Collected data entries

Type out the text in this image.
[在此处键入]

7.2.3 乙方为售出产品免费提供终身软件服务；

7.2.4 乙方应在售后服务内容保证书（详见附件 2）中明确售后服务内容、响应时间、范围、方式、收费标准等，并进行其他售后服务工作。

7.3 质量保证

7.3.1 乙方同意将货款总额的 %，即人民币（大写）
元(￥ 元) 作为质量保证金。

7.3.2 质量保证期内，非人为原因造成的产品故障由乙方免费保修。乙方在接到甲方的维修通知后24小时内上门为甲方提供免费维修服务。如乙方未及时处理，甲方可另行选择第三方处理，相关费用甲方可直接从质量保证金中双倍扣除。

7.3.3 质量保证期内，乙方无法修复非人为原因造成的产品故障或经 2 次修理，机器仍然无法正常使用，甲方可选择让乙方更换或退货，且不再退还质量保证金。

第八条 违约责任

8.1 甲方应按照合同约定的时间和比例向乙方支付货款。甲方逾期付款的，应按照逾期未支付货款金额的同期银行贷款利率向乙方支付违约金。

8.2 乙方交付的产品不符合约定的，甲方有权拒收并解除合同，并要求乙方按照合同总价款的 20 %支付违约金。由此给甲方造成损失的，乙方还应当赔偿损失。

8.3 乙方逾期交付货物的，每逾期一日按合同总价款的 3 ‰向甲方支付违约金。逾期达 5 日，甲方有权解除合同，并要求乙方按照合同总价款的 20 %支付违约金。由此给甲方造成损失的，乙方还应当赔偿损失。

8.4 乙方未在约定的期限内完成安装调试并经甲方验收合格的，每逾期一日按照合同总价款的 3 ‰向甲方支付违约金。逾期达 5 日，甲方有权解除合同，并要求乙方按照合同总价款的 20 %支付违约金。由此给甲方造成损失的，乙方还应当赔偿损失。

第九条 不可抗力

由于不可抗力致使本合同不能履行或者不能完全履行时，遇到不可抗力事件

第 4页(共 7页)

Given exercise:
Extract each entry in full and write it down exactly.

Answer for this exercise:
Type out the text in this image.
[在此处键入]

7.2.3 乙方为售出产品免费提供终身软件服务；

7.2.4 乙方应在售后服务内容保证书（详见附件 2）中明确售后服务内容、响应时间、范围、方式、收费标准等，并进行其他售后服务工作。

7.3 质量保证

7.3.1 乙方同意将货款总额的 %，即人民币（大写）
元(￥ 元) 作为质量保证金。

7.3.2 质量保证期内，非人为原因造成的产品故障由乙方免费保修。乙方在接到甲方的维修通知后24小时内上门为甲方提供免费维修服务。如乙方未及时处理，甲方可另行选择第三方处理，相关费用甲方可直接从质量保证金中双倍扣除。

7.3.3 质量保证期内，乙方无法修复非人为原因造成的产品故障或经 2 次修理，机器仍然无法正常使用，甲方可选择让乙方更换或退货，且不再退还质量保证金。

第八条 违约责任

8.1 甲方应按照合同约定的时间和比例向乙方支付货款。甲方逾期付款的，应按照逾期未支付货款金额的同期银行贷款利率向乙方支付违约金。

8.2 乙方交付的产品不符合约定的，甲方有权拒收并解除合同，并要求乙方按照合同总价款的 20 %支付违约金。由此给甲方造成损失的，乙方还应当赔偿损失。

8.3 乙方逾期交付货物的，每逾期一日按合同总价款的 3 ‰向甲方支付违约金。逾期达 5 日，甲方有权解除合同，并要求乙方按照合同总价款的 20 %支付违约金。由此给甲方造成损失的，乙方还应当赔偿损失。

8.4 乙方未在约定的期限内完成安装调试并经甲方验收合格的，每逾期一日按照合同总价款的 3 ‰向甲方支付违约金。逾期达 5 日，甲方有权解除合同，并要求乙方按照合同总价款的 20 %支付违约金。由此给甲方造成损失的，乙方还应当赔偿损失。

第九条 不可抗力

由于不可抗力致使本合同不能履行或者不能完全履行时，遇到不可抗力事件

第 4页(共 7页)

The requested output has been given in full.